(Dataset items)
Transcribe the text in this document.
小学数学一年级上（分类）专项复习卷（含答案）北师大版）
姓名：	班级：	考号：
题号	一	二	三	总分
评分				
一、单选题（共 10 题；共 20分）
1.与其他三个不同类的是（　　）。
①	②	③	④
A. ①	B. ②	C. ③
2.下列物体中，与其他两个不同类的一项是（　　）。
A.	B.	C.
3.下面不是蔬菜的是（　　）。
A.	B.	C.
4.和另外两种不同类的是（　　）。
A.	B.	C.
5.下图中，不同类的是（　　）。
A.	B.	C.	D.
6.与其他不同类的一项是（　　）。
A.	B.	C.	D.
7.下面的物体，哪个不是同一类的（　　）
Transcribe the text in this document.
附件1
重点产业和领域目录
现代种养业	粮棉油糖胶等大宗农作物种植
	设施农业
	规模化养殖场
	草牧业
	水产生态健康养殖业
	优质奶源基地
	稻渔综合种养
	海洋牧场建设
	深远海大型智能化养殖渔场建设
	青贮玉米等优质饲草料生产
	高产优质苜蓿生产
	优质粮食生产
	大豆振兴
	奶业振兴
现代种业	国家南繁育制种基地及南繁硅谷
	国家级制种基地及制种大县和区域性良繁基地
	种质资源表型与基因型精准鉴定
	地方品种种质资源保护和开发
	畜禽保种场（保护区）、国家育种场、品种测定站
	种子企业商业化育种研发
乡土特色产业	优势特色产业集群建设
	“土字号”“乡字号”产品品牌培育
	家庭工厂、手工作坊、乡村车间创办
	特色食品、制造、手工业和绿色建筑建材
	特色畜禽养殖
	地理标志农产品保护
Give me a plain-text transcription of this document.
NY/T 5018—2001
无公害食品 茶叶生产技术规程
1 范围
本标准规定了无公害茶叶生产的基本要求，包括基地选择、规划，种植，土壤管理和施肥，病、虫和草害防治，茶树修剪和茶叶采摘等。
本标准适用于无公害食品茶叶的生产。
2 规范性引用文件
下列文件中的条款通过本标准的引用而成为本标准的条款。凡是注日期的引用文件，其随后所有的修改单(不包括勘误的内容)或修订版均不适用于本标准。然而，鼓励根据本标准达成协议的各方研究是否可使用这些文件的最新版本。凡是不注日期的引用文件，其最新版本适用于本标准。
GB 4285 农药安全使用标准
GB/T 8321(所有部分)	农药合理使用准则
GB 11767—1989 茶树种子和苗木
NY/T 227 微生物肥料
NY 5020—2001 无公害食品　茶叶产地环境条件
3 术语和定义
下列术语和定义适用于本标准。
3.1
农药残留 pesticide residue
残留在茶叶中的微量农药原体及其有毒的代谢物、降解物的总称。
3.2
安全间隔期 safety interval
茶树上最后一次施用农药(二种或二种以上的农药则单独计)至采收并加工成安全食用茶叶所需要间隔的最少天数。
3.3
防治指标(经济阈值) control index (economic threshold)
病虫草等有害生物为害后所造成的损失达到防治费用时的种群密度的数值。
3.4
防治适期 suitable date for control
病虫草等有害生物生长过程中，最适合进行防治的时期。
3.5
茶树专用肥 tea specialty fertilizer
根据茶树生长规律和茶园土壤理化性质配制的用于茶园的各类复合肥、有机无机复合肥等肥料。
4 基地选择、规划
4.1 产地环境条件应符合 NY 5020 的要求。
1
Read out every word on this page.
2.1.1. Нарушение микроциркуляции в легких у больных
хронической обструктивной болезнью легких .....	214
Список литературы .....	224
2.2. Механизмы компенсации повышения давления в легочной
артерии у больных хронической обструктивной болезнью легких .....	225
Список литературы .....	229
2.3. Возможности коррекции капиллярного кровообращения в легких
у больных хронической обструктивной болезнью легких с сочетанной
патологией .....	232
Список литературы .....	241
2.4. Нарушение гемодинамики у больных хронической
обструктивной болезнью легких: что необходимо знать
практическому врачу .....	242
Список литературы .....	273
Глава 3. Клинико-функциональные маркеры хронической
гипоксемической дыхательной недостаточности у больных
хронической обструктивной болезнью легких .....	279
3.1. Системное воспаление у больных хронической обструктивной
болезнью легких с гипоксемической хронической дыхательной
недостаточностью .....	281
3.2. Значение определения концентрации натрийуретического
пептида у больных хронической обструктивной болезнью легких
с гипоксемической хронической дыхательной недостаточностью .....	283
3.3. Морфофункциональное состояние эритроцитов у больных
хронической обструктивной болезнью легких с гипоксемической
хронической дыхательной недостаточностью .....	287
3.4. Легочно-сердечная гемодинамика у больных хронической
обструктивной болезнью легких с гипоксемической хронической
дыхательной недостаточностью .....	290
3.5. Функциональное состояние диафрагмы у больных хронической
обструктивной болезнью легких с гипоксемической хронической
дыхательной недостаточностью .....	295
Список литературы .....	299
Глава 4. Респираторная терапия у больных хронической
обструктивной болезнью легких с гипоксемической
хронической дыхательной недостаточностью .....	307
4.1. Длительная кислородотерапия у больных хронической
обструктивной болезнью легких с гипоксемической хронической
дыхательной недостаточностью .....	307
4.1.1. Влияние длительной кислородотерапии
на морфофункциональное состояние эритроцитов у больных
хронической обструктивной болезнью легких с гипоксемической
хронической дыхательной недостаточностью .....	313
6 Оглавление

▸ **Aim of the exercise**: Repeat every entry exactly, please.

▸ **Full answer**:
Transcribe the text in this document.
小学数学一年级上（分类）专项复习卷（含答案）北师大版）
姓名：	班级：	考号：
题号	一	二	三	总分
评分				
一、单选题（共 10 题；共 20分）
1.与其他三个不同类的是（　　）。
①	②	③	④
A. ①	B. ②	C. ③
2.下列物体中，与其他两个不同类的一项是（　　）。
A.	B.	C.
3.下面不是蔬菜的是（　　）。
A.	B.	C.
4.和另外两种不同类的是（　　）。
A.	B.	C.
5.下图中，不同类的是（　　）。
A.	B.	C.	D.
6.与其他不同类的一项是（　　）。
A.	B.	C.	D.
7.下面的物体，哪个不是同一类的（　　）
Transcribe the text in this document.
附件1
重点产业和领域目录
现代种养业	粮棉油糖胶等大宗农作物种植
	设施农业
	规模化养殖场
	草牧业
	水产生态健康养殖业
	优质奶源基地
	稻渔综合种养
	海洋牧场建设
	深远海大型智能化养殖渔场建设
	青贮玉米等优质饲草料生产
	高产优质苜蓿生产
	优质粮食生产
	大豆振兴
	奶业振兴
现代种业	国家南繁育制种基地及南繁硅谷
	国家级制种基地及制种大县和区域性良繁基地
	种质资源表型与基因型精准鉴定
	地方品种种质资源保护和开发
	畜禽保种场（保护区）、国家育种场、品种测定站
	种子企业商业化育种研发
乡土特色产业	优势特色产业集群建设
	“土字号”“乡字号”产品品牌培育
	家庭工厂、手工作坊、乡村车间创办
	特色食品、制造、手工业和绿色建筑建材
	特色畜禽养殖
	地理标志农产品保护
Give me a plain-text transcription of this document.
NY/T 5018—2001
无公害食品 茶叶生产技术规程
1 范围
本标准规定了无公害茶叶生产的基本要求，包括基地选择、规划，种植，土壤管理和施肥，病、虫和草害防治，茶树修剪和茶叶采摘等。
本标准适用于无公害食品茶叶的生产。
2 规范性引用文件
下列文件中的条款通过本标准的引用而成为本标准的条款。凡是注日期的引用文件，其随后所有的修改单(不包括勘误的内容)或修订版均不适用于本标准。然而，鼓励根据本标准达成协议的各方研究是否可使用这些文件的最新版本。凡是不注日期的引用文件，其最新版本适用于本标准。
GB 4285 农药安全使用标准
GB/T 8321(所有部分)	农药合理使用准则
GB 11767—1989 茶树种子和苗木
NY/T 227 微生物肥料
NY 5020—2001 无公害食品　茶叶产地环境条件
3 术语和定义
下列术语和定义适用于本标准。
3.1
农药残留 pesticide residue
残留在茶叶中的微量农药原体及其有毒的代谢物、降解物的总称。
3.2
安全间隔期 safety interval
茶树上最后一次施用农药(二种或二种以上的农药则单独计)至采收并加工成安全食用茶叶所需要间隔的最少天数。
3.3
防治指标(经济阈值) control index (economic threshold)
病虫草等有害生物为害后所造成的损失达到防治费用时的种群密度的数值。
3.4
防治适期 suitable date for control
病虫草等有害生物生长过程中，最适合进行防治的时期。
3.5
茶树专用肥 tea specialty fertilizer
根据茶树生长规律和茶园土壤理化性质配制的用于茶园的各类复合肥、有机无机复合肥等肥料。
4 基地选择、规划
4.1 产地环境条件应符合 NY 5020 的要求。
1
Read out every word on this page.
2.1.1. Нарушение микроциркуляции в легких у больных
хронической обструктивной болезнью легких .....	214
Список литературы .....	224
2.2. Механизмы компенсации повышения давления в легочной
артерии у больных хронической обструктивной болезнью легких .....	225
Список литературы .....	229
2.3. Возможности коррекции капиллярного кровообращения в легких
у больных хронической обструктивной болезнью легких с сочетанной
патологией .....	232
Список литературы .....	241
2.4. Нарушение гемодинамики у больных хронической
обструктивной болезнью легких: что необходимо знать
практическому врачу .....	242
Список литературы .....	273
Глава 3. Клинико-функциональные маркеры хронической
гипоксемической дыхательной недостаточности у больных
хронической обструктивной болезнью легких .....	279
3.1. Системное воспаление у больных хронической обструктивной
болезнью легких с гипоксемической хронической дыхательной
недостаточностью .....	281
3.2. Значение определения концентрации натрийуретического
пептида у больных хронической обструктивной болезнью легких
с гипоксемической хронической дыхательной недостаточностью .....	283
3.3. Морфофункциональное состояние эритроцитов у больных
хронической обструктивной болезнью легких с гипоксемической
хронической дыхательной недостаточностью .....	287
3.4. Легочно-сердечная гемодинамика у больных хронической
обструктивной болезнью легких с гипоксемической хронической
дыхательной недостаточностью .....	290
3.5. Функциональное состояние диафрагмы у больных хронической
обструктивной болезнью легких с гипоксемической хронической
дыхательной недостаточностью .....	295
Список литературы .....	299
Глава 4. Респираторная терапия у больных хронической
обструктивной болезнью легких с гипоксемической
хронической дыхательной недостаточностью .....	307
4.1. Длительная кислородотерапия у больных хронической
обструктивной болезнью легких с гипоксемической хронической
дыхательной недостаточностью .....	307
4.1.1. Влияние длительной кислородотерапии
на морфофункциональное состояние эритроцитов у больных
хронической обструктивной болезнью легких с гипоксемической
хронической дыхательной недостаточностью .....	313
6 Оглавление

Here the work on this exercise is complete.